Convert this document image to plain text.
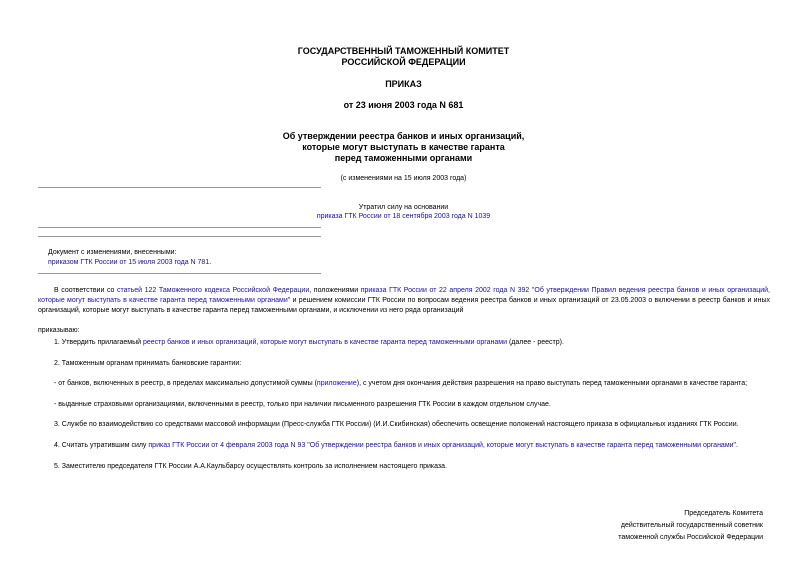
ГОСУДАРСТВЕННЫЙ ТАМОЖЕННЫЙ КОМИТЕТ
РОССИЙСКОЙ ФЕДЕРАЦИИ
ПРИКАЗ
от 23 июня 2003 года N 681
Об утверждении реестра банков и иных организаций,
которые могут выступать в качестве гаранта
перед таможенными органами
(с изменениями на 15 июля 2003 года)
Утратил силу на основании
приказа ГТК России от 18 сентября 2003 года N 1039
Документ с изменениями, внесенными:
приказом ГТК России от 15 июля 2003 года N 781.
В соответствии со статьей 122 Таможенного кодекса Российской Федерации, положениями приказа ГТК России от 22 апреля 2002 года N 392 "Об утверждении Правил ведения реестра банков и иных организаций, которые могут выступать в качестве гаранта перед таможенными органами" и решением комиссии ГТК России по вопросам ведения реестра банков и иных организаций от 23.05.2003 о включении в реестр банков и иных организаций, которые могут выступать в качестве гаранта перед таможенными органами, и исключении из него ряда организаций
приказываю:
1. Утвердить прилагаемый реестр банков и иных организаций, которые могут выступать в качестве гаранта перед таможенными органами (далее - реестр).
2. Таможенным органам принимать банковские гарантии:
- от банков, включенных в реестр, в пределах максимально допустимой суммы (приложение), с учетом дня окончания действия разрешения на право выступать перед таможенными органами в качестве гаранта;
- выданные страховыми организациями, включенными в реестр, только при наличии письменного разрешения ГТК России в каждом отдельном случае.
3. Службе по взаимодействию со средствами массовой информации (Пресс-служба ГТК России) (И.И.Скибинская) обеспечить освещение положений настоящего приказа в официальных изданиях ГТК России.
4. Считать утратившим силу приказ ГТК России от 4 февраля 2003 года N 93 "Об утверждении реестра банков и иных организаций, которые могут выступать в качестве гаранта перед таможенными органами".
5. Заместителю председателя ГТК России А.А.Каульбарсу осуществлять контроль за исполнением настоящего приказа.
Председатель Комитета
действительный государственный советник
таможенной службы Российской Федерации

Your task —
Copy each line in full and exactly, omitting any picture.

Reply to the exercise —
Convert this document image to plain text.
ГОСУДАРСТВЕННЫЙ ТАМОЖЕННЫЙ КОМИТЕТ
РОССИЙСКОЙ ФЕДЕРАЦИИ
ПРИКАЗ
от 23 июня 2003 года N 681
Об утверждении реестра банков и иных организаций,
которые могут выступать в качестве гаранта
перед таможенными органами
(с изменениями на 15 июля 2003 года)
Утратил силу на основании
приказа ГТК России от 18 сентября 2003 года N 1039
Документ с изменениями, внесенными:
приказом ГТК России от 15 июля 2003 года N 781.
В соответствии со статьей 122 Таможенного кодекса Российской Федерации, положениями приказа ГТК России от 22 апреля 2002 года N 392 "Об утверждении Правил ведения реестра банков и иных организаций, которые могут выступать в качестве гаранта перед таможенными органами" и решением комиссии ГТК России по вопросам ведения реестра банков и иных организаций от 23.05.2003 о включении в реестр банков и иных организаций, которые могут выступать в качестве гаранта перед таможенными органами, и исключении из него ряда организаций
приказываю:
1. Утвердить прилагаемый реестр банков и иных организаций, которые могут выступать в качестве гаранта перед таможенными органами (далее - реестр).
2. Таможенным органам принимать банковские гарантии:
- от банков, включенных в реестр, в пределах максимально допустимой суммы (приложение), с учетом дня окончания действия разрешения на право выступать перед таможенными органами в качестве гаранта;
- выданные страховыми организациями, включенными в реестр, только при наличии письменного разрешения ГТК России в каждом отдельном случае.
3. Службе по взаимодействию со средствами массовой информации (Пресс-служба ГТК России) (И.И.Скибинская) обеспечить освещение положений настоящего приказа в официальных изданиях ГТК России.
4. Считать утратившим силу приказ ГТК России от 4 февраля 2003 года N 93 "Об утверждении реестра банков и иных организаций, которые могут выступать в качестве гаранта перед таможенными органами".
5. Заместителю председателя ГТК России А.А.Каульбарсу осуществлять контроль за исполнением настоящего приказа.
Председатель Комитета
действительный государственный советник
таможенной службы Российской Федерации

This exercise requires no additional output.